(Records from a data collection)
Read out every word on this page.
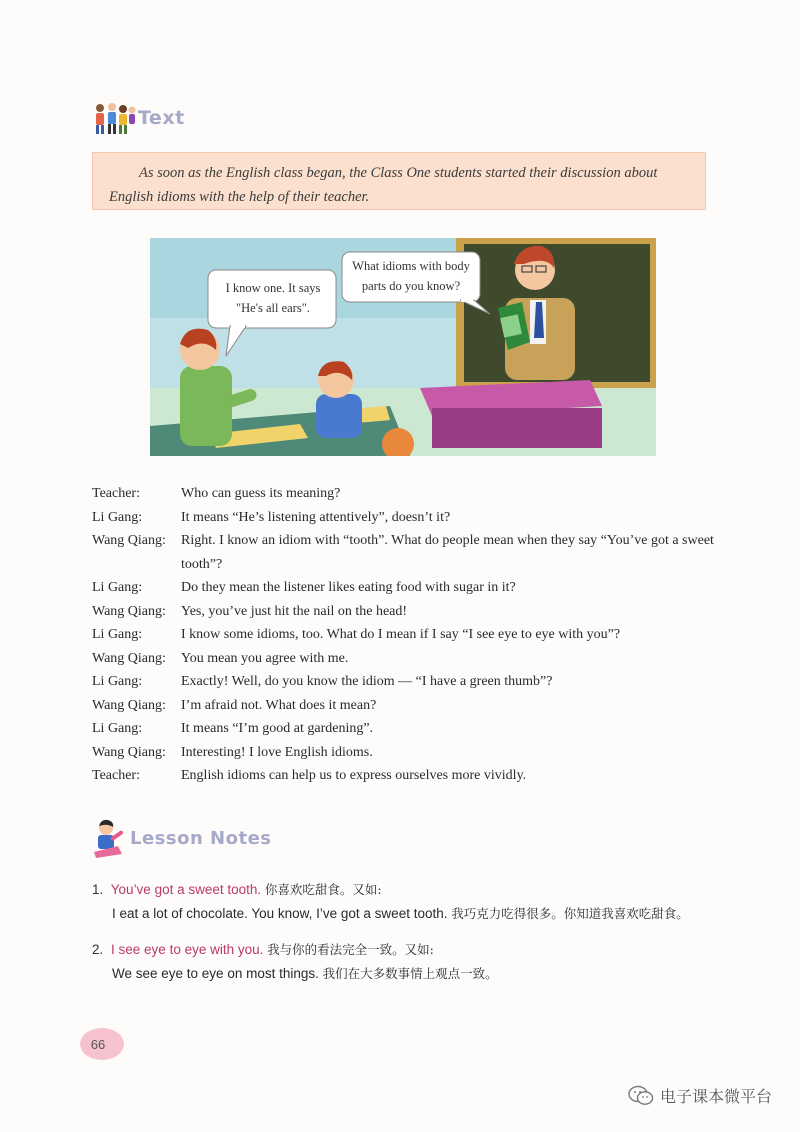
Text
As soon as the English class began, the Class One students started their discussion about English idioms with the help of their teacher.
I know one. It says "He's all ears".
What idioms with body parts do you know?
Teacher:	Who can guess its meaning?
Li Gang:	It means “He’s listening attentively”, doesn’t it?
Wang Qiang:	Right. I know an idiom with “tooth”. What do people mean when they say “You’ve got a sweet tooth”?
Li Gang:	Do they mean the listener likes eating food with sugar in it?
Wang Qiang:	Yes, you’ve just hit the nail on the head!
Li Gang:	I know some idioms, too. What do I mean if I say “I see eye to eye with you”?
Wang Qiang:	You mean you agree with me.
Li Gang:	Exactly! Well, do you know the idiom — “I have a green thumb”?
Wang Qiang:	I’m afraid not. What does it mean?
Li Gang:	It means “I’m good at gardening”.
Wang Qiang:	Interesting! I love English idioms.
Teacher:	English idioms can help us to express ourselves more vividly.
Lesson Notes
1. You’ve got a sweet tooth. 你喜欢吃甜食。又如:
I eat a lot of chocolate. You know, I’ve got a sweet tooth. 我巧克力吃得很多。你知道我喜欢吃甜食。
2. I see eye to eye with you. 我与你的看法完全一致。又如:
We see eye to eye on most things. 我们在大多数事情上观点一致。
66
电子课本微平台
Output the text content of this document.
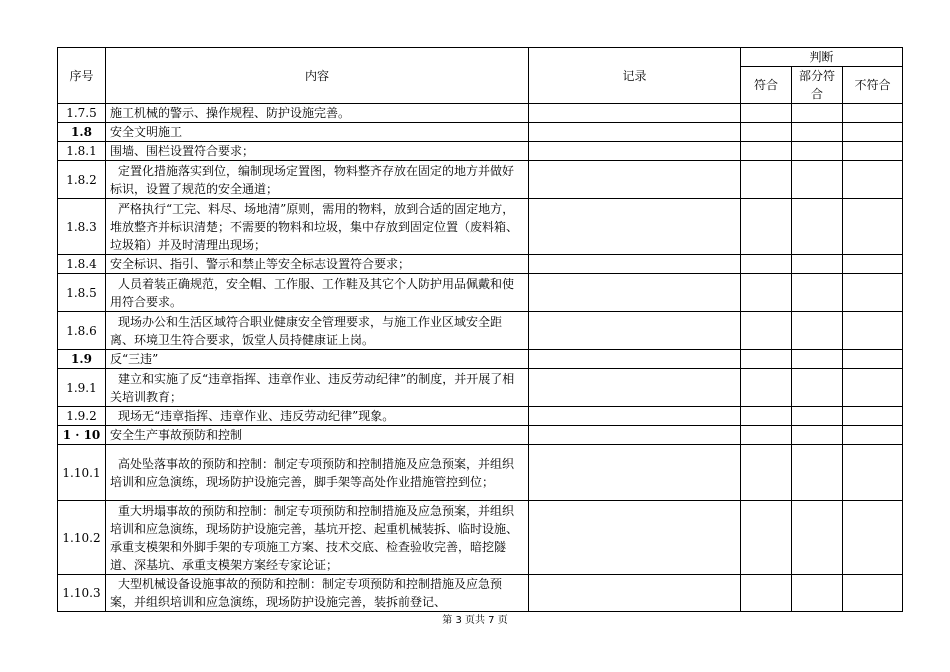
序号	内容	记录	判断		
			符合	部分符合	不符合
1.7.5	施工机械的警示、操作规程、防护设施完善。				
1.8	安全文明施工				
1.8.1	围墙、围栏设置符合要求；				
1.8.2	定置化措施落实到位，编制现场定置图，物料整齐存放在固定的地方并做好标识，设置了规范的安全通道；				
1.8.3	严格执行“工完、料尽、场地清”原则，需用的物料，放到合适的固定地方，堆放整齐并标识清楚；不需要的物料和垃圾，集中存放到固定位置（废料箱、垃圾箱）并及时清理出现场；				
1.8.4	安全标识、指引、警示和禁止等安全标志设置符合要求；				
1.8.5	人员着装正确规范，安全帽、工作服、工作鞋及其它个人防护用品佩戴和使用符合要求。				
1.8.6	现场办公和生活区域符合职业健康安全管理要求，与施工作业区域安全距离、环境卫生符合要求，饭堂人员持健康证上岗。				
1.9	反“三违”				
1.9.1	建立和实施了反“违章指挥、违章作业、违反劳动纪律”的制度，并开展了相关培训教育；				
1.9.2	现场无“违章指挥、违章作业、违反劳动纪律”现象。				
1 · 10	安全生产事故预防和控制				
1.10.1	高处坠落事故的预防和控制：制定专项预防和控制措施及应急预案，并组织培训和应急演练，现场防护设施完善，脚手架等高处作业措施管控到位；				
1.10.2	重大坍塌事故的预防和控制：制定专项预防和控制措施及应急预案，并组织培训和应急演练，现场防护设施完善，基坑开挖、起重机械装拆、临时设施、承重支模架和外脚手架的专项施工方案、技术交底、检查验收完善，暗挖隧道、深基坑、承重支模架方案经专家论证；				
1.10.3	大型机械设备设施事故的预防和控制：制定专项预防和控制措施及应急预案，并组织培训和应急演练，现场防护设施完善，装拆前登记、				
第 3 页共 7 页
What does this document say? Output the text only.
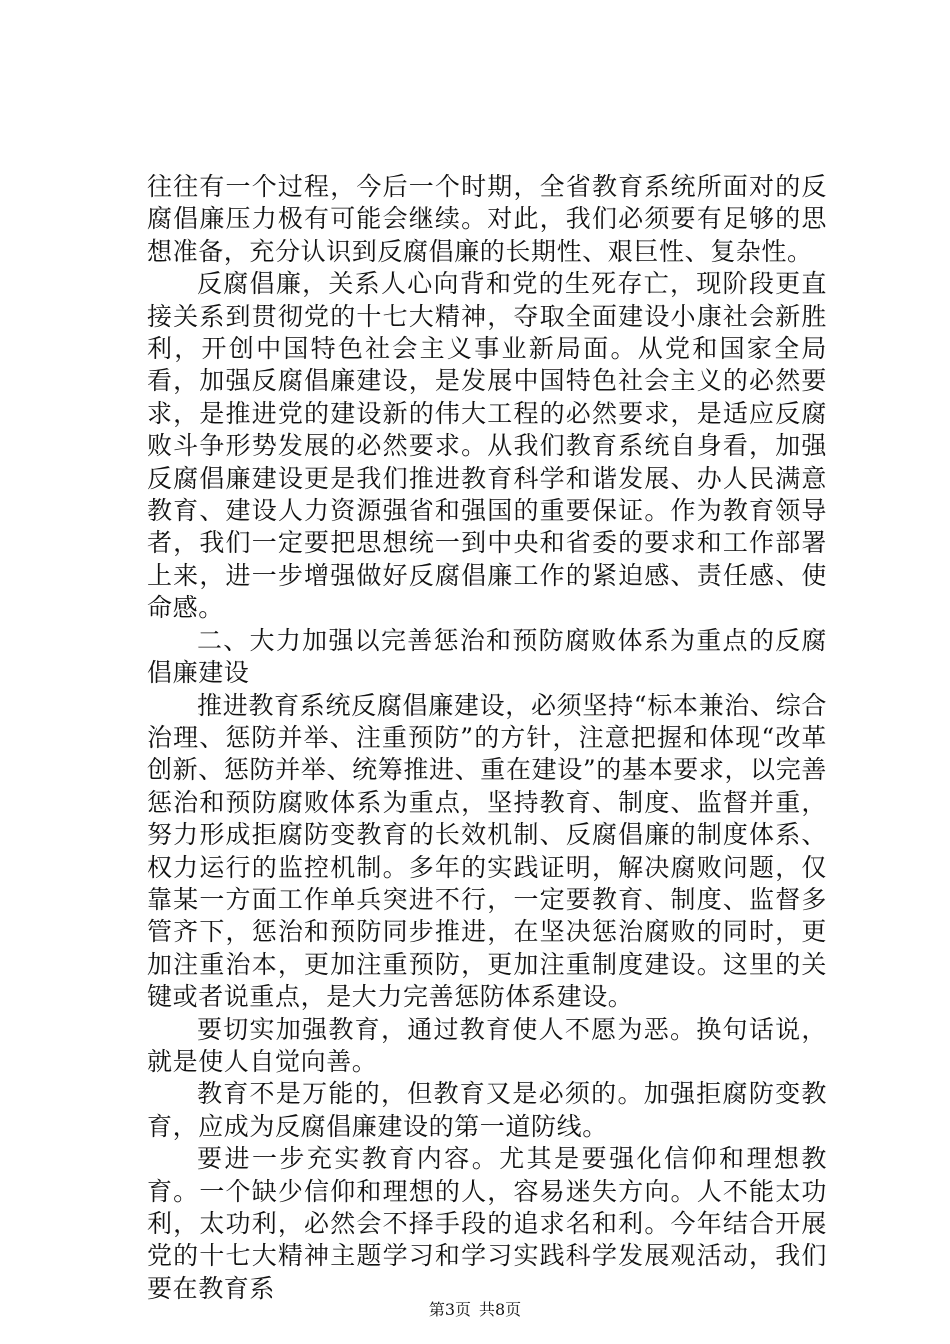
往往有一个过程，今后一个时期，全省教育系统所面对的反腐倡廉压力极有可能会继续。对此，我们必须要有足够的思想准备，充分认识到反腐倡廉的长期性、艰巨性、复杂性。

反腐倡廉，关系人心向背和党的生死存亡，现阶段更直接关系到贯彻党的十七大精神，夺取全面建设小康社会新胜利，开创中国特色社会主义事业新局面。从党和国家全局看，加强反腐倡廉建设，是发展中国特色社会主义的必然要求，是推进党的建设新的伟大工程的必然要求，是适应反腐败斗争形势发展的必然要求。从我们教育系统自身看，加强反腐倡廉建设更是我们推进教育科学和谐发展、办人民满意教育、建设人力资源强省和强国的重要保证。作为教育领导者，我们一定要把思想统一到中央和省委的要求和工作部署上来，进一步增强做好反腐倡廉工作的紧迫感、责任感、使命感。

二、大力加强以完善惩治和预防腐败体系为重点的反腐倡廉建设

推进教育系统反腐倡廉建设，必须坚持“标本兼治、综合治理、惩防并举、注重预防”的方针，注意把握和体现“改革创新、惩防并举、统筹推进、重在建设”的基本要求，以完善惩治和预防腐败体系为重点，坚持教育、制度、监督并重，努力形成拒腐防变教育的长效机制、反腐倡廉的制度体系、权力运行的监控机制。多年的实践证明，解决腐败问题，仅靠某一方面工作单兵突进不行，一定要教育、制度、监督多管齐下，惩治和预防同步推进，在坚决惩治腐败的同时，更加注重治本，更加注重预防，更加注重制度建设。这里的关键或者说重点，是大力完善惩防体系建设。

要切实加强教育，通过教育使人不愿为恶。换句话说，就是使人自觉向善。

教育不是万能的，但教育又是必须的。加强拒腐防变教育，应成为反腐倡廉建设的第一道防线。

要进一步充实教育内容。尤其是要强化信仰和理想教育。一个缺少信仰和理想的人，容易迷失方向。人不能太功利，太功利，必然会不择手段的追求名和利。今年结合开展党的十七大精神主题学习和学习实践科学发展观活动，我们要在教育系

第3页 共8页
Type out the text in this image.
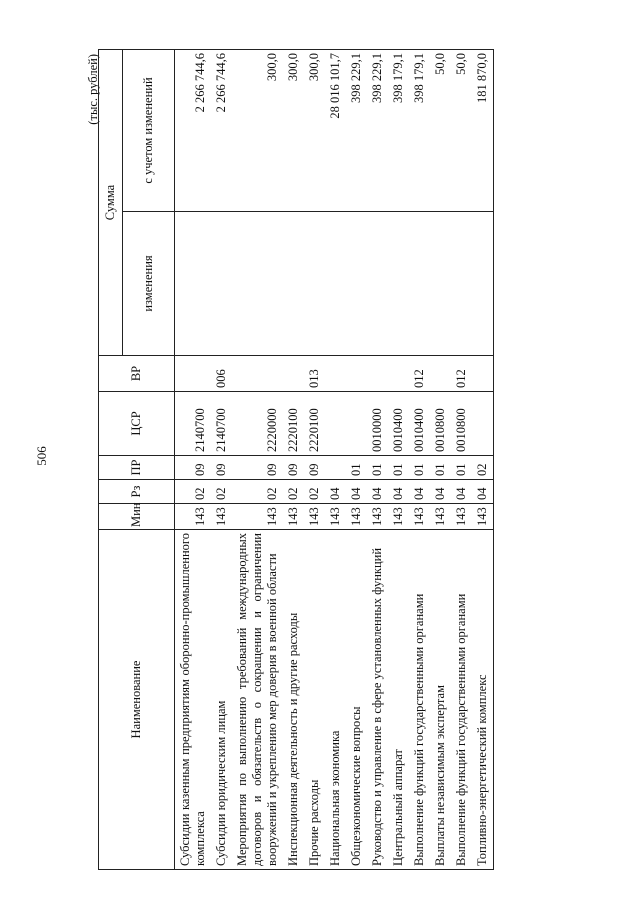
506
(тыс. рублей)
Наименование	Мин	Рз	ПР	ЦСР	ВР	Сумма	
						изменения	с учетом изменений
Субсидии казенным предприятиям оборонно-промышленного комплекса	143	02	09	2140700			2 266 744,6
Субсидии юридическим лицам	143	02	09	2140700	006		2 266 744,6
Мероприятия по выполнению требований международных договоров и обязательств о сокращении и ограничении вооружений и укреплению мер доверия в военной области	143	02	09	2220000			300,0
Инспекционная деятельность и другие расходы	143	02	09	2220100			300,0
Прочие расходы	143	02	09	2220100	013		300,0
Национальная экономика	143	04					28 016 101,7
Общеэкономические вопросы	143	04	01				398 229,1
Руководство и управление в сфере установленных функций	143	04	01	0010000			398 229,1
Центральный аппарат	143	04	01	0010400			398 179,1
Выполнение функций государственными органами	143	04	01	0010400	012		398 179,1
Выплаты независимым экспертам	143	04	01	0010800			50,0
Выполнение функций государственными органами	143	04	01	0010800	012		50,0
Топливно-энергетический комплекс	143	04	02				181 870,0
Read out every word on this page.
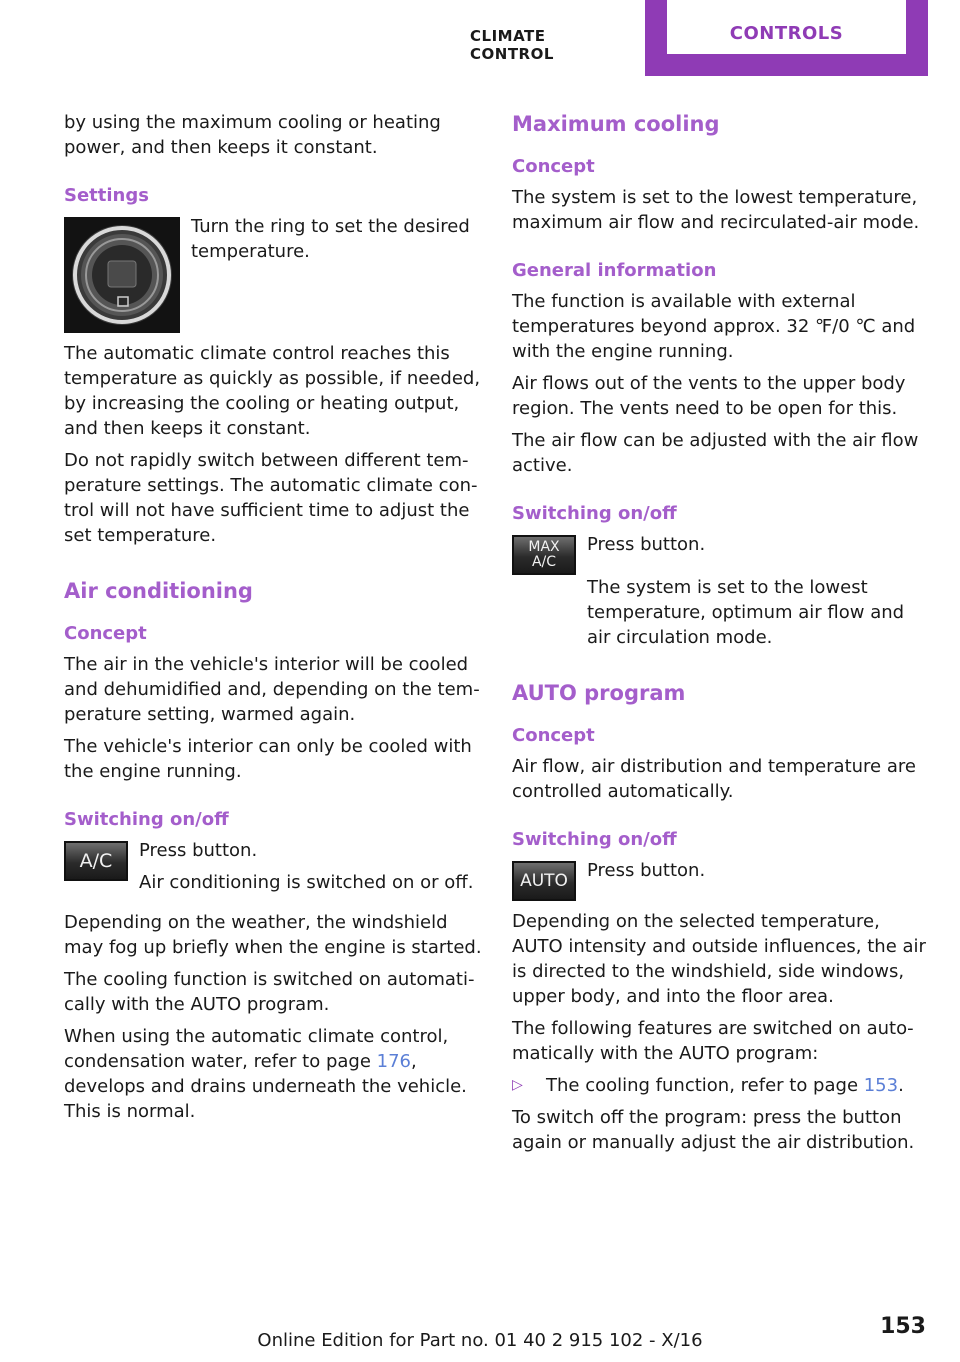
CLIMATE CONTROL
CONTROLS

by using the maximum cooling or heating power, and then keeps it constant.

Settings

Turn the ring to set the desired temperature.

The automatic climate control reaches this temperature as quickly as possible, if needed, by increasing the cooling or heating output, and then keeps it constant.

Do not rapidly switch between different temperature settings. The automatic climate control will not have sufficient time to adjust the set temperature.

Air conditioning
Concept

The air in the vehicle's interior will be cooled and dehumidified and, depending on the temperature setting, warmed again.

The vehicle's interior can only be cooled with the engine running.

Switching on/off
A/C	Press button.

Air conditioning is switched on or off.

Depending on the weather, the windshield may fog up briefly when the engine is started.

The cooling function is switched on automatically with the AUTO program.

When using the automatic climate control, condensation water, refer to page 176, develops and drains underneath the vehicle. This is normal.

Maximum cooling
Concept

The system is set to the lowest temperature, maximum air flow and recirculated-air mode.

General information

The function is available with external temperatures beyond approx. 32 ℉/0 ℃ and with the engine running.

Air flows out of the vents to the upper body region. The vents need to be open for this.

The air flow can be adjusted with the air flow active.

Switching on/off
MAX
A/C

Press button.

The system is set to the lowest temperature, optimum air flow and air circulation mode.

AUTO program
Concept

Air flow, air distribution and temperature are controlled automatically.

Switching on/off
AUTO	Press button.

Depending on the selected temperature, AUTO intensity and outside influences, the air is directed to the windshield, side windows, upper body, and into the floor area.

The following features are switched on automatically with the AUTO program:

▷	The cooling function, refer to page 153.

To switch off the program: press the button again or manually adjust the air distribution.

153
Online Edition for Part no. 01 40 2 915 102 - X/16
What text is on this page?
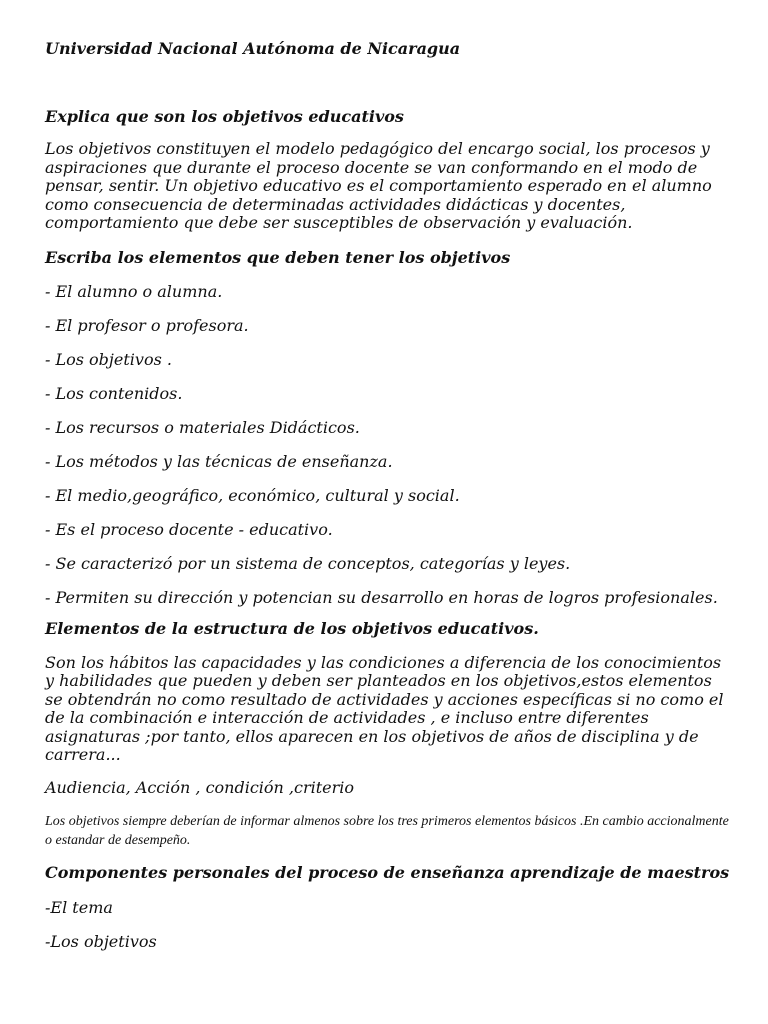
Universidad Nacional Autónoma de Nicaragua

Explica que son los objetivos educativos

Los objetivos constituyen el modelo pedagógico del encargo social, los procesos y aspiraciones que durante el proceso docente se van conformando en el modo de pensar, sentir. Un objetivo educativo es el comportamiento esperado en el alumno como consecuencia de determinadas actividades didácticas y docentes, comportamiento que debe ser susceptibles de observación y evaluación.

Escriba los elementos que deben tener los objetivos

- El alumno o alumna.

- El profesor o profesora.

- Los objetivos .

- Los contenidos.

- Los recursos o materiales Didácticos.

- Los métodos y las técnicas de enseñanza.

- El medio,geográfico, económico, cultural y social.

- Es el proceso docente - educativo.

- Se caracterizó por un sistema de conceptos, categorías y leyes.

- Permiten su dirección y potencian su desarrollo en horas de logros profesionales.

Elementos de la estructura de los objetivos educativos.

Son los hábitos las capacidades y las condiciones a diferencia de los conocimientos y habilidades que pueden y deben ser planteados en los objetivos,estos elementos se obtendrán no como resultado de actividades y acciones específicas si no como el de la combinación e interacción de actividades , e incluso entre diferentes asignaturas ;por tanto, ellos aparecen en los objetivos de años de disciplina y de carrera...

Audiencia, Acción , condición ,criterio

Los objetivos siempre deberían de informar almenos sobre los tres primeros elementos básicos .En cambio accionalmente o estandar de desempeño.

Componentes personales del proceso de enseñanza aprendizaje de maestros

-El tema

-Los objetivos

Written request: Go through the records and copy each line with "vehicle" in it.

Answer for the task:
The air in the vehicle's interior will be cooled and dehumidified and, depending on the temperature setting, warmed again.
The vehicle's interior can only be cooled with the engine running.
When using the automatic climate control, condensation water, refer to page 176, develops and drains underneath the vehicle. This is normal.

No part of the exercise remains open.